Which lines of the records contain "Central"? Collect every one of them.

Data to use
-=-=-=-=-
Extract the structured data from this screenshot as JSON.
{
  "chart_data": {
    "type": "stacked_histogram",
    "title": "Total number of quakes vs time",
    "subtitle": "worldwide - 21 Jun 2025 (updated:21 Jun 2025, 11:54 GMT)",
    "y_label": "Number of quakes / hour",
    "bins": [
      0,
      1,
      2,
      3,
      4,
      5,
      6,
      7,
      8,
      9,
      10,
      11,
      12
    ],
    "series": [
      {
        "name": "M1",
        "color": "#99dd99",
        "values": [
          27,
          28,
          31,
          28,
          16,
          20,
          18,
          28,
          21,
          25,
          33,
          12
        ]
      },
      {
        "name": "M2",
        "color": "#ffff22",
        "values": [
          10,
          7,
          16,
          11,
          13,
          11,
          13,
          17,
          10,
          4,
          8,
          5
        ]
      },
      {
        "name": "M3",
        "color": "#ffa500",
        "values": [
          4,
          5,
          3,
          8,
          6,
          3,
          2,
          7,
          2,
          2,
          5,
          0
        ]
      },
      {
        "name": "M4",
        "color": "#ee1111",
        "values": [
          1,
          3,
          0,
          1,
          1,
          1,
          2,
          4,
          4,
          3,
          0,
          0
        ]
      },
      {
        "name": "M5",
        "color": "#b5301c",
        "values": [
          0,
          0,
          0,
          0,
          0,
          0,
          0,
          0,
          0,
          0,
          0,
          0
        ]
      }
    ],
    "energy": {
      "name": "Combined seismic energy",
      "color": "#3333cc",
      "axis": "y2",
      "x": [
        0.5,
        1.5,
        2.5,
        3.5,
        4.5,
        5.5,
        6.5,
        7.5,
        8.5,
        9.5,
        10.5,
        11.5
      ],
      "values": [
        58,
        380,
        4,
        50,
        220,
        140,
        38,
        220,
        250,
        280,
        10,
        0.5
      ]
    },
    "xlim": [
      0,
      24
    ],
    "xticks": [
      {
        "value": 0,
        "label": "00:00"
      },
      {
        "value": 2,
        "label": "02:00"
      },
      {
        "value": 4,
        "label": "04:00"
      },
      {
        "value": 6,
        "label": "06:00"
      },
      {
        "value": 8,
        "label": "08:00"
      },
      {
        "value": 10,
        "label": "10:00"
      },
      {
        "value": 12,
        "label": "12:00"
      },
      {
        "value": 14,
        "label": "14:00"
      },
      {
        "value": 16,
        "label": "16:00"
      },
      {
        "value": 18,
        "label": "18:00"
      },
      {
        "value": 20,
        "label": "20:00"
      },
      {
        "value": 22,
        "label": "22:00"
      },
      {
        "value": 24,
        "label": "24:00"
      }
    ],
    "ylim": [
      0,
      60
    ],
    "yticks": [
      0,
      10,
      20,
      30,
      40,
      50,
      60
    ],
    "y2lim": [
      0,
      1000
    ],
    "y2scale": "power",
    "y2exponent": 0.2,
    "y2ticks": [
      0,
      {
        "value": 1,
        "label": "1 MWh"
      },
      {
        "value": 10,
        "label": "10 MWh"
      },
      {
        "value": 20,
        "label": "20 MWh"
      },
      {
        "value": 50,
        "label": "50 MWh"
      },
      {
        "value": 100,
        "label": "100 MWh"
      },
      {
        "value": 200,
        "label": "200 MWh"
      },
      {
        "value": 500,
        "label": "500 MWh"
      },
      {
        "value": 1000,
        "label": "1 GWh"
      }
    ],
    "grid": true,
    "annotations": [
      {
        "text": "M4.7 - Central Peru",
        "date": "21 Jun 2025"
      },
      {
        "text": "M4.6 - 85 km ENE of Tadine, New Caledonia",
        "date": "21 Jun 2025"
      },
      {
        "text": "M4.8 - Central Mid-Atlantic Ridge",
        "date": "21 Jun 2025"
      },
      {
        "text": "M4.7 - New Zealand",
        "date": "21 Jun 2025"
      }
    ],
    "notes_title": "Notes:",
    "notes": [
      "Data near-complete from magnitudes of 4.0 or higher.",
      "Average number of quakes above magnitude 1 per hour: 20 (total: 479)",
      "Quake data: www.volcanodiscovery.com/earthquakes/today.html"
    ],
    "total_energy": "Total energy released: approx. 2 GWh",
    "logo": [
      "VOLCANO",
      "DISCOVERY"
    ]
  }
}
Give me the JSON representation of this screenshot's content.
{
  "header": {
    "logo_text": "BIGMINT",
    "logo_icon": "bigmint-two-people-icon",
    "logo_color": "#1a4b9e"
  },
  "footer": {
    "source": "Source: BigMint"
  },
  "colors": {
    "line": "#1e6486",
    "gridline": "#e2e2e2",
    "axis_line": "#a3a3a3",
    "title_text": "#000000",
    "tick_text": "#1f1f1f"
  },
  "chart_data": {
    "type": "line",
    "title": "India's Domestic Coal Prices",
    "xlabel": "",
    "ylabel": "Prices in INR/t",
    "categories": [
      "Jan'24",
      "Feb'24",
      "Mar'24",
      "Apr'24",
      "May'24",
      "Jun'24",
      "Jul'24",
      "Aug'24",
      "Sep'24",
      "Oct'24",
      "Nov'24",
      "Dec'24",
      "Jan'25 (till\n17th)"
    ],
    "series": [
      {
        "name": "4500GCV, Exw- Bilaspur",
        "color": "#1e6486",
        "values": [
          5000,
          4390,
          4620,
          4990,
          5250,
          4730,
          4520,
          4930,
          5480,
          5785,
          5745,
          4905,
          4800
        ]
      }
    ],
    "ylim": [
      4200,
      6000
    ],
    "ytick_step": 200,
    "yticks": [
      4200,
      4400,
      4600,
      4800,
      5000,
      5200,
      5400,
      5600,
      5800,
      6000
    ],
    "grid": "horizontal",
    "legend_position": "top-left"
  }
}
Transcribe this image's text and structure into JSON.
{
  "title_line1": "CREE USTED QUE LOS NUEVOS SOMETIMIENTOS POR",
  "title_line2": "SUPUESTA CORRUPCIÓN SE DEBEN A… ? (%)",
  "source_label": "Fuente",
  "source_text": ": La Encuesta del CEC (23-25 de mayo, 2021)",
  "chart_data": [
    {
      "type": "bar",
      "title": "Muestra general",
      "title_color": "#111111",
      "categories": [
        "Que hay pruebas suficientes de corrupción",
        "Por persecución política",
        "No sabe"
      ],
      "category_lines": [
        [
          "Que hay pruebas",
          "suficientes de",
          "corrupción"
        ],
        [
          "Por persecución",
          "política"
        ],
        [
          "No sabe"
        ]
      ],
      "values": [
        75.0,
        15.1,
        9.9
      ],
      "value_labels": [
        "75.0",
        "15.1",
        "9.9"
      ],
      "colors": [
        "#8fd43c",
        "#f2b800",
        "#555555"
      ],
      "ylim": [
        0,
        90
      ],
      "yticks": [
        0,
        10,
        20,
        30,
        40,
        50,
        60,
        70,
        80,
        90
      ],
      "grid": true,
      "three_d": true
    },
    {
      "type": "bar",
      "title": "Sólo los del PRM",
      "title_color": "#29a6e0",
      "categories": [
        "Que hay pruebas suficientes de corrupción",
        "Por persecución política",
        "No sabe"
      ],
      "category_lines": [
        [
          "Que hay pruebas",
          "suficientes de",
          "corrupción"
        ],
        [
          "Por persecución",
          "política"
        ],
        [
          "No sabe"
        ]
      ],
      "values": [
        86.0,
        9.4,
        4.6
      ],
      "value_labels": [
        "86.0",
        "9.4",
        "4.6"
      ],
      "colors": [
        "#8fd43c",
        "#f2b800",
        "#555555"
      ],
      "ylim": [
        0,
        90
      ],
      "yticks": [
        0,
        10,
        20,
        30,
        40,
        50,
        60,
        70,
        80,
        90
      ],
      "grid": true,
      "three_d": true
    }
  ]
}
-=-=-=-=-
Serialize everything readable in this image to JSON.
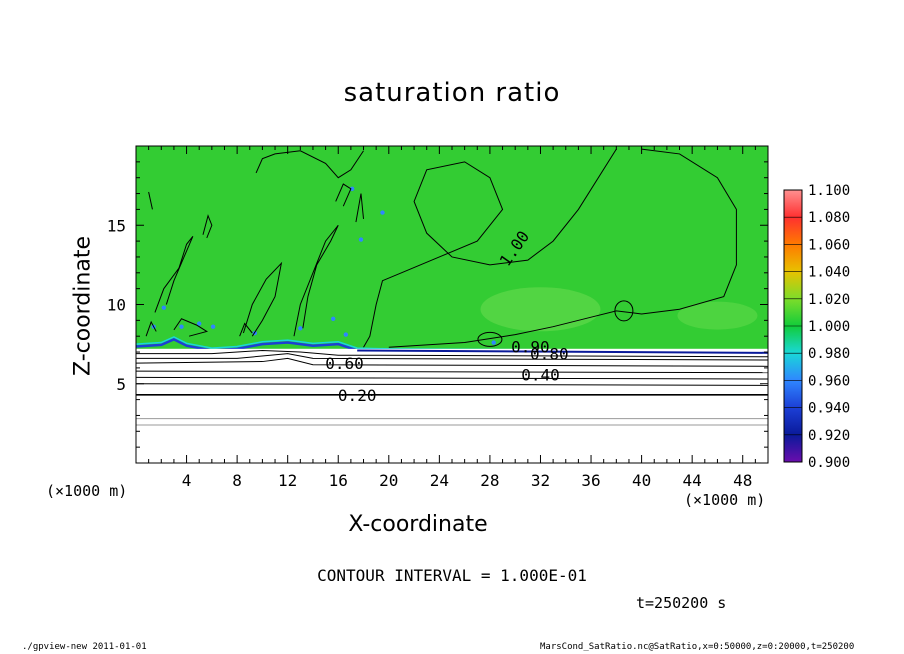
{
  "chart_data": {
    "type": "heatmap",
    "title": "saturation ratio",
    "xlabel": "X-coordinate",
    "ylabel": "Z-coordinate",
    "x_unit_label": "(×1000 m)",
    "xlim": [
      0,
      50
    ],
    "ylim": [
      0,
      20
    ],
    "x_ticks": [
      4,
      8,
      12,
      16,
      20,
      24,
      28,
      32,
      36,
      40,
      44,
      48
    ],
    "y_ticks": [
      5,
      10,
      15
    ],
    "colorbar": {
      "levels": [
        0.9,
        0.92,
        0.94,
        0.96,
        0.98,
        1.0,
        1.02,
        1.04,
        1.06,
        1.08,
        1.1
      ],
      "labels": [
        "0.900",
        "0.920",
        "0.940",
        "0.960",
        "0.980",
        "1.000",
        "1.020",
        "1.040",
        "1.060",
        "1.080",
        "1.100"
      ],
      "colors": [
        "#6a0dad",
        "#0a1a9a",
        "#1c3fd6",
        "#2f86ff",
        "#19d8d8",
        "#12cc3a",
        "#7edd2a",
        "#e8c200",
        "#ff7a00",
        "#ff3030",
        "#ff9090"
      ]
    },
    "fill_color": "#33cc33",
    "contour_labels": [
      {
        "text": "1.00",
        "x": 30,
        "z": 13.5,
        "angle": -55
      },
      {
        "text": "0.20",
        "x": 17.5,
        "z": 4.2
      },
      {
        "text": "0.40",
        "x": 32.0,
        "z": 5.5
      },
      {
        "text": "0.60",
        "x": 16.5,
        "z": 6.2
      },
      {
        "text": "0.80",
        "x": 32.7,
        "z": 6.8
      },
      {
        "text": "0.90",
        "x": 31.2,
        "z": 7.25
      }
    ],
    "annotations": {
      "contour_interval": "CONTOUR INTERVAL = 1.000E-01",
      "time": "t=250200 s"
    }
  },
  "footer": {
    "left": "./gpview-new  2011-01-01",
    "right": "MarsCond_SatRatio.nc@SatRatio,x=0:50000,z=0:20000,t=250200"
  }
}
-=-=-=-=-
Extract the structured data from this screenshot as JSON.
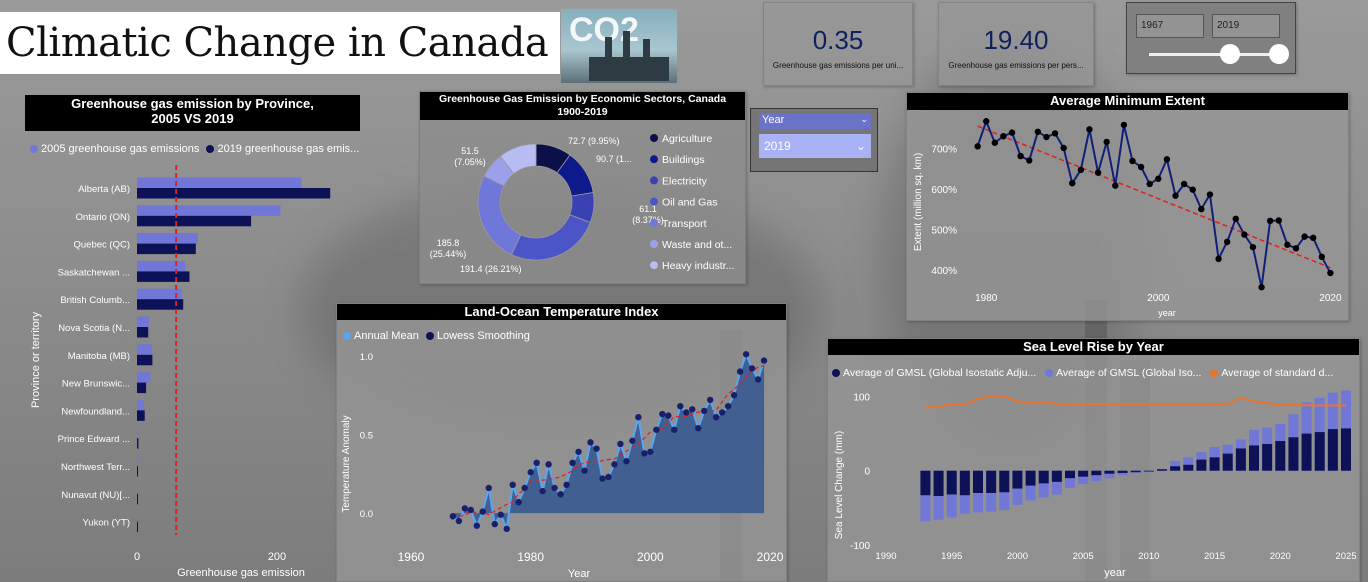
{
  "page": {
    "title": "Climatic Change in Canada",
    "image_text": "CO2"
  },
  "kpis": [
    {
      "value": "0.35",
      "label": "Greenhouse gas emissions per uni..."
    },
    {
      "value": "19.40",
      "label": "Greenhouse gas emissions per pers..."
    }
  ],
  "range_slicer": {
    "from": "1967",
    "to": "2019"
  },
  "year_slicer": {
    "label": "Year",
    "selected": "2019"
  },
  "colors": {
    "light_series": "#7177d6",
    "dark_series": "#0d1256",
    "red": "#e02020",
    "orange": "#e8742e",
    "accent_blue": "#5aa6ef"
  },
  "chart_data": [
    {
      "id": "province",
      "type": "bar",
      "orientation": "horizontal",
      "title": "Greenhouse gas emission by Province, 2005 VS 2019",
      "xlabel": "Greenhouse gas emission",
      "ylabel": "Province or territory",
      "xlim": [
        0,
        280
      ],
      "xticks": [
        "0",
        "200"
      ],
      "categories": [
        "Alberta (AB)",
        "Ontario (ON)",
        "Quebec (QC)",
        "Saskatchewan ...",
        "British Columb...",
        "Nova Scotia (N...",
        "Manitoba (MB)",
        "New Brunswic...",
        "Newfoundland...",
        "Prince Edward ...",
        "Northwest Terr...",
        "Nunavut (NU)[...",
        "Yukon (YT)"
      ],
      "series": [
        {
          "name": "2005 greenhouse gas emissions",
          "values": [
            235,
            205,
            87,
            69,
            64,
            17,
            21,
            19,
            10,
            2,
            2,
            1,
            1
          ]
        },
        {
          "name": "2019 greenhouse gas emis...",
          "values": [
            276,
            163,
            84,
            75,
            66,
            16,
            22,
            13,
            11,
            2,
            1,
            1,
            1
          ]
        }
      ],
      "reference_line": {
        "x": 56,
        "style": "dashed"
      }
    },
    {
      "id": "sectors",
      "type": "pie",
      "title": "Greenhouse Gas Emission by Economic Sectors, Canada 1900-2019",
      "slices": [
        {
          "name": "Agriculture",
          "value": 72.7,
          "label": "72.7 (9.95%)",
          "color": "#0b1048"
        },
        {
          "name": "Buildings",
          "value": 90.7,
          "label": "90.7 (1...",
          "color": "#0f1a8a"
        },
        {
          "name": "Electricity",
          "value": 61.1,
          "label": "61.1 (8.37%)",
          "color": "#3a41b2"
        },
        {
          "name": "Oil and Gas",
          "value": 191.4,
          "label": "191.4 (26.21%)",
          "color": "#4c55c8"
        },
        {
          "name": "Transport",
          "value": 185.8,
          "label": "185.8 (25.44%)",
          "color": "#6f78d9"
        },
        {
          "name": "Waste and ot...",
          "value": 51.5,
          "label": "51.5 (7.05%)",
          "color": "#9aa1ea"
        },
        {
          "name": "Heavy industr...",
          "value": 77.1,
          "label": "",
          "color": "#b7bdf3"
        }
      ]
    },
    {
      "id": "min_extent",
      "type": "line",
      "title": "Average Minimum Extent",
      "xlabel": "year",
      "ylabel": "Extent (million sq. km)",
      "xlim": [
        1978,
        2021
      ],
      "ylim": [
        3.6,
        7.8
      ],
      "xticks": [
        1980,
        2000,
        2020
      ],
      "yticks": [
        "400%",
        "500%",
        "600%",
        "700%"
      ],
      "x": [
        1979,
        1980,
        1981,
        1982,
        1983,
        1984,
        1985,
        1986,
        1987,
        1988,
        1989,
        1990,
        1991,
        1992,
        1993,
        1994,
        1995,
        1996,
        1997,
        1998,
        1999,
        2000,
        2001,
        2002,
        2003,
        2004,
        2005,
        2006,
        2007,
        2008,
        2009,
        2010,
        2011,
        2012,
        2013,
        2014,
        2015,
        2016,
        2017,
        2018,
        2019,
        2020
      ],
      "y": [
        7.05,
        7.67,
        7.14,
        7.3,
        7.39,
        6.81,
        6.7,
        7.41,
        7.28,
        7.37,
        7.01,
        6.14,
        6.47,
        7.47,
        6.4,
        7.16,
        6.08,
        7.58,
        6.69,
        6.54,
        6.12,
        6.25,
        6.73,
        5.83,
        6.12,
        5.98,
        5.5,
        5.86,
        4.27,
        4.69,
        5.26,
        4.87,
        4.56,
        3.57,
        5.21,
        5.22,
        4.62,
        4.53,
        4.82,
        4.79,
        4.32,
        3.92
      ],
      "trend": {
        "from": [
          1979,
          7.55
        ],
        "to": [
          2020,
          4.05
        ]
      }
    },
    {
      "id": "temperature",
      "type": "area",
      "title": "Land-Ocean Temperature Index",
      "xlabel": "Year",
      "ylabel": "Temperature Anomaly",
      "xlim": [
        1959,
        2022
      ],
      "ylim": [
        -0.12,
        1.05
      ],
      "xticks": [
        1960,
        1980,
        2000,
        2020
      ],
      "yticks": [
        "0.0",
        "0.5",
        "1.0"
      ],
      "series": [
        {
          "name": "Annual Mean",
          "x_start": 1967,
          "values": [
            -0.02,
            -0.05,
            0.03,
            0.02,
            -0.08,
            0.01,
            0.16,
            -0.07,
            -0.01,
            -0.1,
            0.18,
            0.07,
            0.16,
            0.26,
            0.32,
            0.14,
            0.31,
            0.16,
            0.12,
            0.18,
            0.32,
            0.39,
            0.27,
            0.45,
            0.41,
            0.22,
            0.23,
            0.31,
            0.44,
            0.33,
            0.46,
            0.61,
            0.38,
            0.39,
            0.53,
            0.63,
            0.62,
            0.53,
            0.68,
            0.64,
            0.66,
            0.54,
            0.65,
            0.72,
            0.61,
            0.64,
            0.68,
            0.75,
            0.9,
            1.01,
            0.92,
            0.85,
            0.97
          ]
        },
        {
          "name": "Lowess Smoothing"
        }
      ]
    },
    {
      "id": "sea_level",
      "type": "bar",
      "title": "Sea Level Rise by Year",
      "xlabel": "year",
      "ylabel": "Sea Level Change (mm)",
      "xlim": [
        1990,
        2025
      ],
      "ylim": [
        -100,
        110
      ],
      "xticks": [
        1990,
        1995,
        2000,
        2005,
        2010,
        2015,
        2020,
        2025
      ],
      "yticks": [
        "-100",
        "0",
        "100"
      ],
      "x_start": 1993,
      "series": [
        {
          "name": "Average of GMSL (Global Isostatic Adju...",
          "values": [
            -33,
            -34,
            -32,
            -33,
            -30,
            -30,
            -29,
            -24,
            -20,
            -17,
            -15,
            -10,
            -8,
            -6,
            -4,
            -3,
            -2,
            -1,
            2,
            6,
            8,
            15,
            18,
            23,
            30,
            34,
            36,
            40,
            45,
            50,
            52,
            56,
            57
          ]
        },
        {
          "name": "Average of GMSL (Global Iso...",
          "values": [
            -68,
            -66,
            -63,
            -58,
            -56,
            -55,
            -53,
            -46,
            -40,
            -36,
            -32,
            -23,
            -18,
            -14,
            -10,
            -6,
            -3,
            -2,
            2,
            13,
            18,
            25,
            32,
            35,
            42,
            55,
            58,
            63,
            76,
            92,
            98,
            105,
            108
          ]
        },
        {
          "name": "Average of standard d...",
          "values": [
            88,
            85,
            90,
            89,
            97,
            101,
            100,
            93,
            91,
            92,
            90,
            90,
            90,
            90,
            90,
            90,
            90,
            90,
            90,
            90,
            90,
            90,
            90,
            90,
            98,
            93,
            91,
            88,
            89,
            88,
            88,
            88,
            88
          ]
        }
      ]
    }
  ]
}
-=-=-=-=-
Answer to this exercise
        "text": "M4.7 - Central Peru",
        "text": "M4.8 - Central Mid-Atlantic Ridge",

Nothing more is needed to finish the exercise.